• [WHAT IS BEING ASKED]: Take every line from the listing below that contains "sensor".

• [ENTRIES SUPPLIED]:
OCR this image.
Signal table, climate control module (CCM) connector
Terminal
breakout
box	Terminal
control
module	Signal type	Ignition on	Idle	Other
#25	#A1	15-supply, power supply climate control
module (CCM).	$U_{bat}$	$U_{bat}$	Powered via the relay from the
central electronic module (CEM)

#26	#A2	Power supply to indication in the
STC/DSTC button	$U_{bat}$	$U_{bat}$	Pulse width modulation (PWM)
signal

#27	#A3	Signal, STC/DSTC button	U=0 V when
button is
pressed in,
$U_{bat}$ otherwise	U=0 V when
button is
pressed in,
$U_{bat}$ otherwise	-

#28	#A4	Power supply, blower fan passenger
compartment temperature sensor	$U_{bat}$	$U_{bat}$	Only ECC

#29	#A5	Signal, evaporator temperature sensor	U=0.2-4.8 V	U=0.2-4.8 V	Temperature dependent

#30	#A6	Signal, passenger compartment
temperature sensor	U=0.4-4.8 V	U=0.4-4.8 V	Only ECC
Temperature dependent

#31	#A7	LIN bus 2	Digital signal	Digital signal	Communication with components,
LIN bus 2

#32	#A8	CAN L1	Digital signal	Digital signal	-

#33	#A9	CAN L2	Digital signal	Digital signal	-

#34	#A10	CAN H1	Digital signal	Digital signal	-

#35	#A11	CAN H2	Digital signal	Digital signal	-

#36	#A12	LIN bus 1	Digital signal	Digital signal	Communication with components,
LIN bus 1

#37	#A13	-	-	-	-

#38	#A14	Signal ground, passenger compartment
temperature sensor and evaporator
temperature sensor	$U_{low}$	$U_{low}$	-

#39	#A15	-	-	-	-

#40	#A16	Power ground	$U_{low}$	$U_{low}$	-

• [RESULT BELOW]:
compartment temperature sensor	$U_{bat}$	$U_{bat}$	Only ECC
#29	#A5	Signal, evaporator temperature sensor	U=0.2-4.8 V	U=0.2-4.8 V	Temperature dependent
temperature sensor	U=0.4-4.8 V	U=0.4-4.8 V	Only ECC
temperature sensor and evaporator
temperature sensor	$U_{low}$	$U_{low}$	-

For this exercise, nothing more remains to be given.